Work through the data line by line, gathering every line that has the word "xlabel".

START

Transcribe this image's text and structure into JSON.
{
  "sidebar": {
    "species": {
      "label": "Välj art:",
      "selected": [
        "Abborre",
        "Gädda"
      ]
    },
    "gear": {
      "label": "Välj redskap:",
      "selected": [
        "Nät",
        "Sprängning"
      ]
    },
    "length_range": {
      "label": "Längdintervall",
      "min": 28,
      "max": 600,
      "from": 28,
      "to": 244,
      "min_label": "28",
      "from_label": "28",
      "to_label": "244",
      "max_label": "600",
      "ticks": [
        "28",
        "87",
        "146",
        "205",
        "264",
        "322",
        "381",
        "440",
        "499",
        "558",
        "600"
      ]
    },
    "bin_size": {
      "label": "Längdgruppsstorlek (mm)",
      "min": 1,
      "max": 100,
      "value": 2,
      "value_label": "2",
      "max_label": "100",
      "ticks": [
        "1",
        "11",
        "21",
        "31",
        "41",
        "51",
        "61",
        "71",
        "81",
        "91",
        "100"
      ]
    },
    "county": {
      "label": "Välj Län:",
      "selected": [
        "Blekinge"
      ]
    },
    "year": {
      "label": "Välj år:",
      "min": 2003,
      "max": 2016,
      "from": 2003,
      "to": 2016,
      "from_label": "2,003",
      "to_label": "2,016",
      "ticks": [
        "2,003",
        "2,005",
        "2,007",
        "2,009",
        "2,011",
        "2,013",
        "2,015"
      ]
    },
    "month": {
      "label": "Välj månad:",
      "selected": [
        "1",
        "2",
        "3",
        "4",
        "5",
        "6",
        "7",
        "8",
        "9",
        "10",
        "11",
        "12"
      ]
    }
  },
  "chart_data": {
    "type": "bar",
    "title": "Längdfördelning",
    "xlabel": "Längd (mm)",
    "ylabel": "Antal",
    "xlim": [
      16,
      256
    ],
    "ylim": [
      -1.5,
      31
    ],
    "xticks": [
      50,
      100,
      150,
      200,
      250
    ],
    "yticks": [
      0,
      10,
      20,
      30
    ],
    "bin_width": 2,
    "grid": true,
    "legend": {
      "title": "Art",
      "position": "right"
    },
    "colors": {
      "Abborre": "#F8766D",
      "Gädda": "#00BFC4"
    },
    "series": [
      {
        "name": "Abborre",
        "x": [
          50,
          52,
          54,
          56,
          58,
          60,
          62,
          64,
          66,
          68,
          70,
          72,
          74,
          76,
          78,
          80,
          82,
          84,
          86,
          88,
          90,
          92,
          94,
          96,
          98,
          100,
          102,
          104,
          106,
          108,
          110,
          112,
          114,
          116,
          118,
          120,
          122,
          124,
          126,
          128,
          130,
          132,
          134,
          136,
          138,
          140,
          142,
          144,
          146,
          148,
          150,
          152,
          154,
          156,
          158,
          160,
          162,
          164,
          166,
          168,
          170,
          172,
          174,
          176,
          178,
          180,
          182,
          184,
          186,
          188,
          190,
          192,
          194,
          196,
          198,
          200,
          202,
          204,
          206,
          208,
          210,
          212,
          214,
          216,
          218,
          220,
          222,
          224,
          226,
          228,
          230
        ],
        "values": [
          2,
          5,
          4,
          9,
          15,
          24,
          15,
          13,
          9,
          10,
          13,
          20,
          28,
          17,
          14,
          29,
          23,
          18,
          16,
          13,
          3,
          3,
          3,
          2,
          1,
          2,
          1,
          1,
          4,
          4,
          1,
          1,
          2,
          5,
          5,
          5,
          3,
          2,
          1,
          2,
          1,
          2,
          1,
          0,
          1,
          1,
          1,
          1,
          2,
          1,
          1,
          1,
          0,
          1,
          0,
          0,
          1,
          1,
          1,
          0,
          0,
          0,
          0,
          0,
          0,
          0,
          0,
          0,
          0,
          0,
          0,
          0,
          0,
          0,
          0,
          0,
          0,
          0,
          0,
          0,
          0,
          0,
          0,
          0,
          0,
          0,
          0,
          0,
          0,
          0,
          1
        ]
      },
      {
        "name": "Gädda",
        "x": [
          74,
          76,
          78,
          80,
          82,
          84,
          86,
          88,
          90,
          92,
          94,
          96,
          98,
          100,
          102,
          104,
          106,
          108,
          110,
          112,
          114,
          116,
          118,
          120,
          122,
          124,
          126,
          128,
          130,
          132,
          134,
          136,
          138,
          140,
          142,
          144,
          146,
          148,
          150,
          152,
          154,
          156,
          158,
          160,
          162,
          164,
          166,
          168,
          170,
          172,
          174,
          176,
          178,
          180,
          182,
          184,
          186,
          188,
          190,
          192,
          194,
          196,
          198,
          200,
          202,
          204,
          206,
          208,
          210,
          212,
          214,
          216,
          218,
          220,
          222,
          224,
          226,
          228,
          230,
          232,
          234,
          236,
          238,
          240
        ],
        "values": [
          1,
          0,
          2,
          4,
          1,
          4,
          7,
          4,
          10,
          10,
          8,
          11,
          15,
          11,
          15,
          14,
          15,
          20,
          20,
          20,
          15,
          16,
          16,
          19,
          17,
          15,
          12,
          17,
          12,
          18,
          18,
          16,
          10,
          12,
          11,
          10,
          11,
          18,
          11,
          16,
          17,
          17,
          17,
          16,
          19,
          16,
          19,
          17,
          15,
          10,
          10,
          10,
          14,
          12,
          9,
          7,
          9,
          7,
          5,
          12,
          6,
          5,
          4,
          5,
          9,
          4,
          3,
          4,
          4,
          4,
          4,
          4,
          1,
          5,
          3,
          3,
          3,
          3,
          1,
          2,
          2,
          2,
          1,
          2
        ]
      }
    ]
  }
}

END
START

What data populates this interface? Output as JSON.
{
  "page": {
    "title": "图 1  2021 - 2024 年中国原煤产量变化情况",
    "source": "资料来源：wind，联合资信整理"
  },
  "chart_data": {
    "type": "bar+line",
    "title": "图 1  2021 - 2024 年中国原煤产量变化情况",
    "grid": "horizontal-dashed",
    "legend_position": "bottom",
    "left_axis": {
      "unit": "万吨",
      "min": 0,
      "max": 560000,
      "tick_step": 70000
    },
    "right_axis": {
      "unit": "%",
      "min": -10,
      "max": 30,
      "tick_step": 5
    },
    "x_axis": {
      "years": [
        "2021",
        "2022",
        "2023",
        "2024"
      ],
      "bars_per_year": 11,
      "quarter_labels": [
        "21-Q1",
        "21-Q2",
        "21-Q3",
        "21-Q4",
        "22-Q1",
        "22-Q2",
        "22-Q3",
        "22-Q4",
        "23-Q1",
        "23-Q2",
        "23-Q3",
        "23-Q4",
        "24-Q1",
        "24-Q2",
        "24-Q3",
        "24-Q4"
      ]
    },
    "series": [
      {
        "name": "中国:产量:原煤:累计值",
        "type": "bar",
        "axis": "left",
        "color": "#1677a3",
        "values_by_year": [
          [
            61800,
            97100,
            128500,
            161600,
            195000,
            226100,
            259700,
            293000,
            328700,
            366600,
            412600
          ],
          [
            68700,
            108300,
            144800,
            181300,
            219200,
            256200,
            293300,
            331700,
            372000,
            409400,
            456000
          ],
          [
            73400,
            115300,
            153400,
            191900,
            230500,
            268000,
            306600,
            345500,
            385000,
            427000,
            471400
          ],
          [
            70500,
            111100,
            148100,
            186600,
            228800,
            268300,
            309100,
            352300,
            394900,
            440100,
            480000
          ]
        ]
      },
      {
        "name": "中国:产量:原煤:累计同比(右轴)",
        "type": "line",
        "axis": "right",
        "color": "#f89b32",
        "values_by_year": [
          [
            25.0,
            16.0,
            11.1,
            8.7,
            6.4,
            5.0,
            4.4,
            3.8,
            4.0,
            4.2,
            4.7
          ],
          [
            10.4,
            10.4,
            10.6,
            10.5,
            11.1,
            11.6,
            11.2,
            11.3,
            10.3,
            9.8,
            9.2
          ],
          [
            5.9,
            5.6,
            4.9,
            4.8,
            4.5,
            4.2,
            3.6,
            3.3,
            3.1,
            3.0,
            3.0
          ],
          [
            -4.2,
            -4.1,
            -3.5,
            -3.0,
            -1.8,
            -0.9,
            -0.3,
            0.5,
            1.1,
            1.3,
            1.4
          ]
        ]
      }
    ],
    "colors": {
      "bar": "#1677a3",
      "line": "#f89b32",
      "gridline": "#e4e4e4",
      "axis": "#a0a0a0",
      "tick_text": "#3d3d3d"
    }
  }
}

END
START

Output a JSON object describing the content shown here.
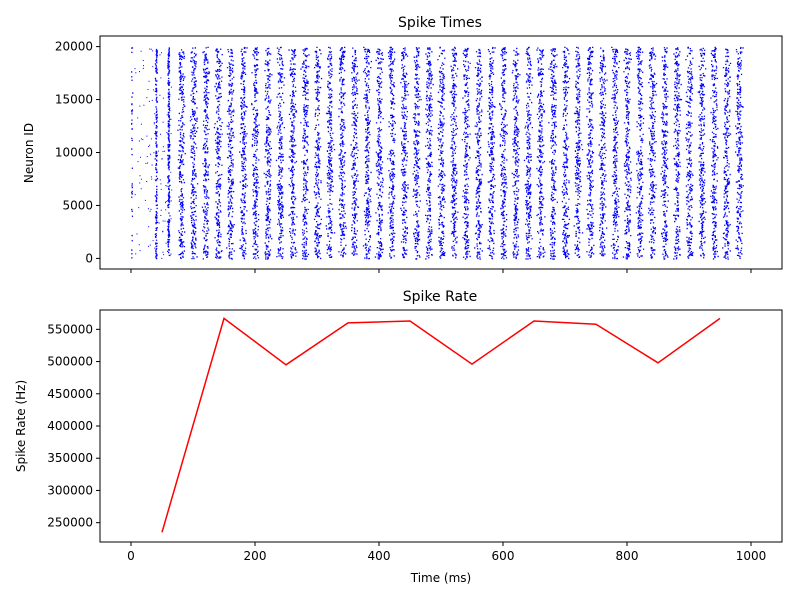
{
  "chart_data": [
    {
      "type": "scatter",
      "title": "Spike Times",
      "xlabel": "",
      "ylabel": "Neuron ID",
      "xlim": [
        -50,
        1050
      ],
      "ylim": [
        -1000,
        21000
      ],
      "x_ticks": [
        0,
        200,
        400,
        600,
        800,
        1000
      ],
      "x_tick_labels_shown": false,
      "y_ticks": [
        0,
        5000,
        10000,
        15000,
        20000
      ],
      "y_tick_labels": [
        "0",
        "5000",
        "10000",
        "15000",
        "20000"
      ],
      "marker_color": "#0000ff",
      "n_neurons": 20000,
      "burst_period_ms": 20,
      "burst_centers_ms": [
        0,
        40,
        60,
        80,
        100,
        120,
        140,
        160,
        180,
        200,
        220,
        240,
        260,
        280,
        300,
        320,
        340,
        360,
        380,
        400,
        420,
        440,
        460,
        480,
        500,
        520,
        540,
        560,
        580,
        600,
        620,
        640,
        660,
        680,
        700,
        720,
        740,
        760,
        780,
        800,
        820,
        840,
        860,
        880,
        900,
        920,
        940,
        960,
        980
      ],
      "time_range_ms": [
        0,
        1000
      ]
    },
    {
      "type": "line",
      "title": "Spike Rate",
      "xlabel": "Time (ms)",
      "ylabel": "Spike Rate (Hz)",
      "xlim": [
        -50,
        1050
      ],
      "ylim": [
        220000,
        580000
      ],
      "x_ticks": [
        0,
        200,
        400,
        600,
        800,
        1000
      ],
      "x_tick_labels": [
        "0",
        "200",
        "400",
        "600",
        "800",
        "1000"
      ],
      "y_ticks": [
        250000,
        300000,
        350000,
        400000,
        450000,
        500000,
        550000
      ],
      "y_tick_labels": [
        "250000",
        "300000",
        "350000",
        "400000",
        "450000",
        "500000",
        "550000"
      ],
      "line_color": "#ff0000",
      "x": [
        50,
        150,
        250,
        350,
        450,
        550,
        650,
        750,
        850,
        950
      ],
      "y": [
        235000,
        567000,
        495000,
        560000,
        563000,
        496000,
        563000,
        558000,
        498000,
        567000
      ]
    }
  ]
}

END

▶ Task output:
    "xlabel": "Längd (mm)",
      "xlabel": "",
      "xlabel": "Time (ms)",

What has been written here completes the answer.